## BEGIN READING PASSAGE

Agâh: We are curious to know the story behind this fruitful collaboration with NYU. How did it start?
Davide: It was very informal in the beginning. I met Li Feng at SCMR in 2014, where he gave a talk on XD-GRASP. As soon as I saw it, I said this could be done right away for 3D exploiting the golden angle arrangement of our radial phyllotaxis trajectory! I approached him afterwards, and asked if I could send him a couple of datasets. He agreed, and the first results were very good. Then we kept talking at subsequent conferences, we became friends, then I met Ricardo Otazo and Daniel Sodickson and we took it from there.
Matthias: It helped that I was working with Dan Sodickson in the same office back in my days at Harvard. I have known Dan since 1997, so this connection was very easily made and become successful quickly. Then, there was another critical component. We hired Jérôme Yerly in our lab, who brought with him a lot of knowledge about compressed sensing. He implemented our own compressed sensing engine here in Lausanne, which we are now using every day.
Agâh: Can you give a brief summary of your paper?

## END READING PASSAGE
## BEGIN PROVIDED RECORDS

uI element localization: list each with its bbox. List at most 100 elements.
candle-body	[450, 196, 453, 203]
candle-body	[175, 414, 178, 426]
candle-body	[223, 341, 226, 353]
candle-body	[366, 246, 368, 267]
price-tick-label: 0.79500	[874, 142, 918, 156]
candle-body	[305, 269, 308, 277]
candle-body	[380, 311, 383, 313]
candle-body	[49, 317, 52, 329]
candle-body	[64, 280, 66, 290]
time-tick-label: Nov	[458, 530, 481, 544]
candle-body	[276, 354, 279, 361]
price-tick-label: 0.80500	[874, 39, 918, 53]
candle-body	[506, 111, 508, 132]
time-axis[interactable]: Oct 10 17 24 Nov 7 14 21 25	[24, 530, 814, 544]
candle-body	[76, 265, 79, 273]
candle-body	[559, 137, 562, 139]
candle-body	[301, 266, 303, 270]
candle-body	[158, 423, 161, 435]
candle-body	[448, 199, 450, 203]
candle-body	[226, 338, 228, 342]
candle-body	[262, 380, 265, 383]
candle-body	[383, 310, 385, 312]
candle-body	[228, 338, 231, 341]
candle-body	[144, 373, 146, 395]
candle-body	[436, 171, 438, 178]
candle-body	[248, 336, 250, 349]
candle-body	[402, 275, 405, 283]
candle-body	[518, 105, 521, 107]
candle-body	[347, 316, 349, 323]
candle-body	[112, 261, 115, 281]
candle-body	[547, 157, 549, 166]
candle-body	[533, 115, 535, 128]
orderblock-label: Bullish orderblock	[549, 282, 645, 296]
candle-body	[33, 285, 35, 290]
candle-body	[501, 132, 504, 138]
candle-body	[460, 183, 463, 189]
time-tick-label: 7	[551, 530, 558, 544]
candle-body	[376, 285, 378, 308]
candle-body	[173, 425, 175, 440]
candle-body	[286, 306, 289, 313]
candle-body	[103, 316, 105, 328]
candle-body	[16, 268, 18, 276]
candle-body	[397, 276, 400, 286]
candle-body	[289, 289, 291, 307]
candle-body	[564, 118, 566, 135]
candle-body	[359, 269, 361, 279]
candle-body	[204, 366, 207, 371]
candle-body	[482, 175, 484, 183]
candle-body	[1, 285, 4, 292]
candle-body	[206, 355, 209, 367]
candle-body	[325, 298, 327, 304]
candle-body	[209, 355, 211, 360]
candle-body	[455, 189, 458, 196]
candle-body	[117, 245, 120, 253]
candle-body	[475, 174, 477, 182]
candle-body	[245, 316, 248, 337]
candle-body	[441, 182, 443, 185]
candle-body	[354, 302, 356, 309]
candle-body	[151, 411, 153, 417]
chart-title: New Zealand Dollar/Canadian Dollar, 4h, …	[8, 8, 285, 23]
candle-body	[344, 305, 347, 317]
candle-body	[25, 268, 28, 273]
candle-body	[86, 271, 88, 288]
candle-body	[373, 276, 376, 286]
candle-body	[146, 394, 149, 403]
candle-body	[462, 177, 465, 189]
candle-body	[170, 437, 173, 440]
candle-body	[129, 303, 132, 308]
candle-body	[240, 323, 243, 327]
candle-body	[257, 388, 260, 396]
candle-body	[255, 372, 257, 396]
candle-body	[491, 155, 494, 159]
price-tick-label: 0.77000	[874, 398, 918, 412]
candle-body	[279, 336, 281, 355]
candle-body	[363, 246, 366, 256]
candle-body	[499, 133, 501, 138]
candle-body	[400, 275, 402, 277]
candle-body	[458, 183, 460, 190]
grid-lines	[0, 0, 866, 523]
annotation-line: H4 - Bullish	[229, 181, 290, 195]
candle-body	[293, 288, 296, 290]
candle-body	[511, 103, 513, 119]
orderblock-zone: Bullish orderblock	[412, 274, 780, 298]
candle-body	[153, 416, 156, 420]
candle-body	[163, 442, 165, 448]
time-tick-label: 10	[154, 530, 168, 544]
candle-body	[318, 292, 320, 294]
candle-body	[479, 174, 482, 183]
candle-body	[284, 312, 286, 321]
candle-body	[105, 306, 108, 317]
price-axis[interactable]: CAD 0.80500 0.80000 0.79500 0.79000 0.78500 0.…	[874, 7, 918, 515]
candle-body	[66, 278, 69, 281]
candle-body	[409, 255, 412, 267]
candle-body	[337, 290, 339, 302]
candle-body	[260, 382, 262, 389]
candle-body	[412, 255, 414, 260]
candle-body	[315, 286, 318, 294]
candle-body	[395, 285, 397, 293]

## END PROVIDED RECORDS

*EXERCISE INSTRUCTIONS*:
#1 For each statement, say whether it agrees with the interview. Answer yes or no and quote the deciding words. (a) Davide first met Li Feng at SCMR in 2014. (b) Matthias has known Dan Sodickson since 2005. (c) Jérôme Yerly built the compressed sensing engine used in Lausanne.
#2 Pick out every line of the records that contains the string "tick", and copy each one.

*ANSWERS TO THE PROBLEMS*:
#1
(a) Yes: "I met Li Feng at SCMR in 2014"
(b) No: "I have known Dan since 1997"
(c) Yes: "He implemented our own compressed sensing engine here in Lausanne"

#2
price-tick-label: 0.79500	[874, 142, 918, 156]
time-tick-label: Nov	[458, 530, 481, 544]
price-tick-label: 0.80500	[874, 39, 918, 53]
time-tick-label: 7	[551, 530, 558, 544]
price-tick-label: 0.77000	[874, 398, 918, 412]
time-tick-label: 10	[154, 530, 168, 544]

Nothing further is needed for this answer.